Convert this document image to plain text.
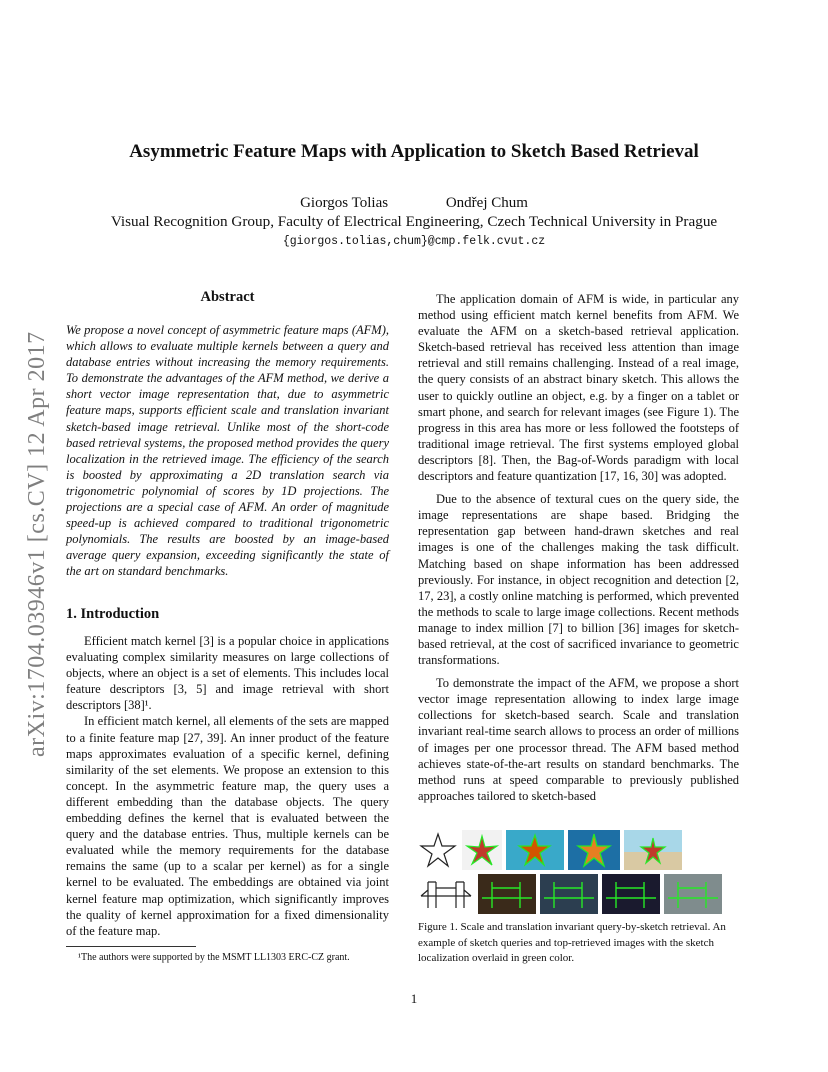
arXiv:1704.03946v1 [cs.CV] 12 Apr 2017
Asymmetric Feature Maps with Application to Sketch Based Retrieval
Giorgos Tolias	Ondřej Chum
Visual Recognition Group, Faculty of Electrical Engineering, Czech Technical University in Prague
{giorgos.tolias,chum}@cmp.felk.cvut.cz
Abstract
We propose a novel concept of asymmetric feature maps (AFM), which allows to evaluate multiple kernels between a query and database entries without increasing the memory requirements. To demonstrate the advantages of the AFM method, we derive a short vector image representation that, due to asymmetric feature maps, supports efficient scale and translation invariant sketch-based image retrieval. Unlike most of the short-code based retrieval systems, the proposed method provides the query localization in the retrieved image. The efficiency of the search is boosted by approximating a 2D translation search via trigonometric polynomial of scores by 1D projections. The projections are a special case of AFM. An order of magnitude speed-up is achieved compared to traditional trigonometric polynomials. The results are boosted by an image-based average query expansion, exceeding significantly the state of the art on standard benchmarks.
1. Introduction

Efficient match kernel [3] is a popular choice in applications evaluating complex similarity measures on large collections of objects, where an object is a set of elements. This includes local feature descriptors [3, 5] and image retrieval with short descriptors [38]¹.

In efficient match kernel, all elements of the sets are mapped to a finite feature map [27, 39]. An inner product of the feature maps approximates evaluation of a specific kernel, defining similarity of the set elements. We propose an extension to this concept. In the asymmetric feature map, the query uses a different embedding than the database objects. The query embedding defines the kernel that is evaluated between the query and the database entries. Thus, multiple kernels can be evaluated while the memory requirements for the database remains the same (up to a scalar per kernel) as for a single kernel to be evaluated. The embeddings are obtained via joint kernel feature map optimization, which significantly improves the quality of kernel approximation for a fixed dimensionality of the feature map.

¹The authors were supported by the MSMT LL1303 ERC-CZ grant.

The application domain of AFM is wide, in particular any method using efficient match kernel benefits from AFM. We evaluate the AFM on a sketch-based retrieval application. Sketch-based retrieval has received less attention than image retrieval and still remains challenging. Instead of a real image, the query consists of an abstract binary sketch. This allows the user to quickly outline an object, e.g. by a finger on a tablet or smart phone, and search for relevant images (see Figure 1). The progress in this area has more or less followed the footsteps of traditional image retrieval. The first systems employed global descriptors [8]. Then, the Bag-of-Words paradigm with local descriptors and feature quantization [17, 16, 30] was adopted.

Due to the absence of textural cues on the query side, the image representations are shape based. Bridging the representation gap between hand-drawn sketches and real images is one of the challenges making the task difficult. Matching based on shape information has been addressed previously. For instance, in object recognition and detection [2, 17, 23], a costly online matching is performed, which prevented the methods to scale to large image collections. Recent methods manage to index million [7] to billion [36] images for sketch-based retrieval, at the cost of sacrificed invariance to geometric transformations.

To demonstrate the impact of the AFM, we propose a short vector image representation allowing to index large image collections for sketch-based search. Scale and translation invariant real-time search allows to process an order of millions of images per one processor thread. The AFM based method achieves state-of-the-art results on standard benchmarks. The method runs at speed comparable to previously published approaches tailored to sketch-based

Figure 1. Scale and translation invariant query-by-sketch retrieval. An example of sketch queries and top-retrieved images with the sketch localization overlaid in green color.
1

####

**What this task involves**
Your job is to transcribe the entries above exactly; skip the pictures.

**Result below**
Convert this document image to plain text.
arXiv:1704.03946v1 [cs.CV] 12 Apr 2017
Asymmetric Feature Maps with Application to Sketch Based Retrieval
Giorgos Tolias	Ondřej Chum
Visual Recognition Group, Faculty of Electrical Engineering, Czech Technical University in Prague
{giorgos.tolias,chum}@cmp.felk.cvut.cz
Abstract
We propose a novel concept of asymmetric feature maps (AFM), which allows to evaluate multiple kernels between a query and database entries without increasing the memory requirements. To demonstrate the advantages of the AFM method, we derive a short vector image representation that, due to asymmetric feature maps, supports efficient scale and translation invariant sketch-based image retrieval. Unlike most of the short-code based retrieval systems, the proposed method provides the query localization in the retrieved image. The efficiency of the search is boosted by approximating a 2D translation search via trigonometric polynomial of scores by 1D projections. The projections are a special case of AFM. An order of magnitude speed-up is achieved compared to traditional trigonometric polynomials. The results are boosted by an image-based average query expansion, exceeding significantly the state of the art on standard benchmarks.
1. Introduction

Efficient match kernel [3] is a popular choice in applications evaluating complex similarity measures on large collections of objects, where an object is a set of elements. This includes local feature descriptors [3, 5] and image retrieval with short descriptors [38]¹.

In efficient match kernel, all elements of the sets are mapped to a finite feature map [27, 39]. An inner product of the feature maps approximates evaluation of a specific kernel, defining similarity of the set elements. We propose an extension to this concept. In the asymmetric feature map, the query uses a different embedding than the database objects. The query embedding defines the kernel that is evaluated between the query and the database entries. Thus, multiple kernels can be evaluated while the memory requirements for the database remains the same (up to a scalar per kernel) as for a single kernel to be evaluated. The embeddings are obtained via joint kernel feature map optimization, which significantly improves the quality of kernel approximation for a fixed dimensionality of the feature map.

¹The authors were supported by the MSMT LL1303 ERC-CZ grant.

The application domain of AFM is wide, in particular any method using efficient match kernel benefits from AFM. We evaluate the AFM on a sketch-based retrieval application. Sketch-based retrieval has received less attention than image retrieval and still remains challenging. Instead of a real image, the query consists of an abstract binary sketch. This allows the user to quickly outline an object, e.g. by a finger on a tablet or smart phone, and search for relevant images (see Figure 1). The progress in this area has more or less followed the footsteps of traditional image retrieval. The first systems employed global descriptors [8]. Then, the Bag-of-Words paradigm with local descriptors and feature quantization [17, 16, 30] was adopted.

Due to the absence of textural cues on the query side, the image representations are shape based. Bridging the representation gap between hand-drawn sketches and real images is one of the challenges making the task difficult. Matching based on shape information has been addressed previously. For instance, in object recognition and detection [2, 17, 23], a costly online matching is performed, which prevented the methods to scale to large image collections. Recent methods manage to index million [7] to billion [36] images for sketch-based retrieval, at the cost of sacrificed invariance to geometric transformations.

To demonstrate the impact of the AFM, we propose a short vector image representation allowing to index large image collections for sketch-based search. Scale and translation invariant real-time search allows to process an order of millions of images per one processor thread. The AFM based method achieves state-of-the-art results on standard benchmarks. The method runs at speed comparable to previously published approaches tailored to sketch-based

Figure 1. Scale and translation invariant query-by-sketch retrieval. An example of sketch queries and top-retrieved images with the sketch localization overlaid in green color.
1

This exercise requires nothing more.